(Records of where elements appear)
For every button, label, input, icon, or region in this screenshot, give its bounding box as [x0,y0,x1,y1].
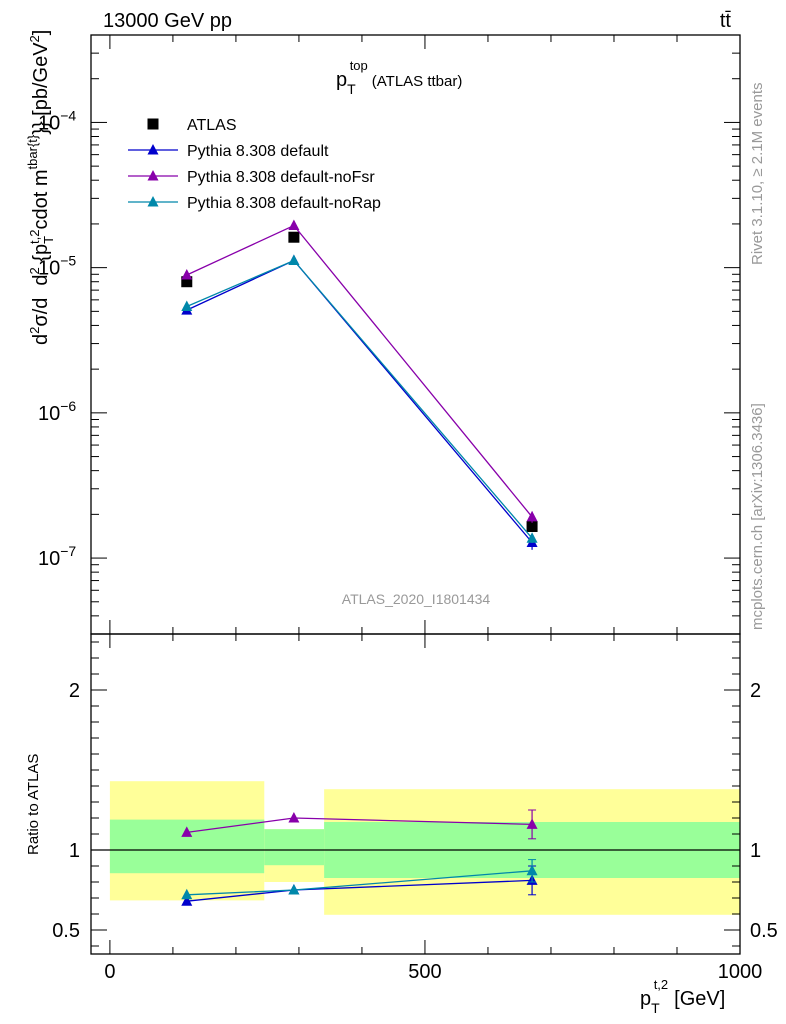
data-point-nofsr [181,268,193,280]
ratio-point-norap [526,864,538,876]
uncertainty-band-inner [264,829,325,866]
series-line-nofsr [186,224,533,518]
ratio-panel: 0 500 1000 0.5 0.5 1 1 2 2 Ratio to ATLAS pTt,2[… [25,633,778,1016]
series-nofsr [181,219,538,523]
legend-label-default: Pythia 8.308 default [187,143,329,160]
plot-title: pTtop(ATLAS ttbar) [336,58,462,97]
ratio-y-axis-label: Ratio to ATLAS [25,754,42,855]
legend-label-norap: Pythia 8.308 default-noRap [187,195,381,212]
data-point-norap [526,532,538,543]
ratio-frame [90,633,741,955]
x-axis-label: pTt,2[GeV] [640,977,725,1016]
main-y-axis-label: d2σ/dd2 {pTt,2cdot mtbar{t}}} [pb/GeV2] [25,30,56,345]
series-norap [181,254,538,543]
rivet-label: Rivet 3.1.10, ≥ 2.1M events [749,83,766,266]
legend: ATLAS Pythia 8.308 default Pythia 8.308 de… [128,117,381,212]
main-y-tick-label: 10−5 [38,253,76,280]
ratio-y-tick-label-right: 2 [750,680,761,702]
data-point-nofsr [526,510,538,522]
ratio-series-norap [181,859,538,900]
legend-marker-norap [147,196,159,207]
legend-label-nofsr: Pythia 8.308 default-noFsr [187,169,375,186]
ratio-y-tick-label: 1 [69,840,80,862]
series-line-norap [186,259,533,539]
data-point-norap [181,300,193,312]
series-atlas [181,231,538,532]
ratio-y-tick-label-right: 1 [750,840,761,862]
x-tick-label: 0 [104,961,115,983]
ratio-y-tick-label-right: 0.5 [750,920,778,942]
ratio-point-nofsr [526,818,538,829]
x-tick-label: 500 [408,961,441,983]
ratio-point-norap [181,888,193,900]
legend-label-atlas: ATLAS [187,117,237,134]
data-point-atlas [288,231,300,243]
data-point-atlas [181,276,193,288]
header-left: 13000 GeV pp [103,10,232,32]
x-tick-label: 1000 [718,961,763,983]
ratio-y-tick-label: 2 [69,680,80,702]
ratio-series-nofsr [181,809,538,840]
legend-marker-nofsr [147,170,159,181]
ratio-y-tick-label: 0.5 [52,920,80,942]
data-point-norap [288,254,300,265]
main-panel: 10−7 10−6 10−5 10−4 pTtop(ATLAS ttbar) ATLA… [25,30,741,635]
ratio-point-norap [288,884,300,895]
series-line-default [186,259,533,543]
header-right: tt̄ [720,10,732,32]
main-y-tick-label: 10−7 [38,543,76,570]
ratio-point-default [181,895,193,906]
mcplots-label: mcplots.cern.ch [arXiv:1306.3436] [749,403,766,630]
legend-marker-default [147,144,159,155]
main-y-tick-label: 10−6 [38,398,76,425]
analysis-watermark: ATLAS_2020_I1801434 [342,591,491,607]
data-point-nofsr [288,219,300,231]
legend-marker-atlas [147,118,159,130]
main-y-tick-label: 10−4 [38,107,76,134]
series-default [181,254,538,550]
ratio-point-nofsr [288,812,300,823]
data-point-atlas [526,520,538,532]
ratio-point-nofsr [181,826,193,837]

Exercise description: Filter the data above, keeping every line that contains the string "header", with case taken into account.

Answer:
header-left: 13000 GeV pp [103,10,232,32]
header-right: tt̄ [720,10,732,32]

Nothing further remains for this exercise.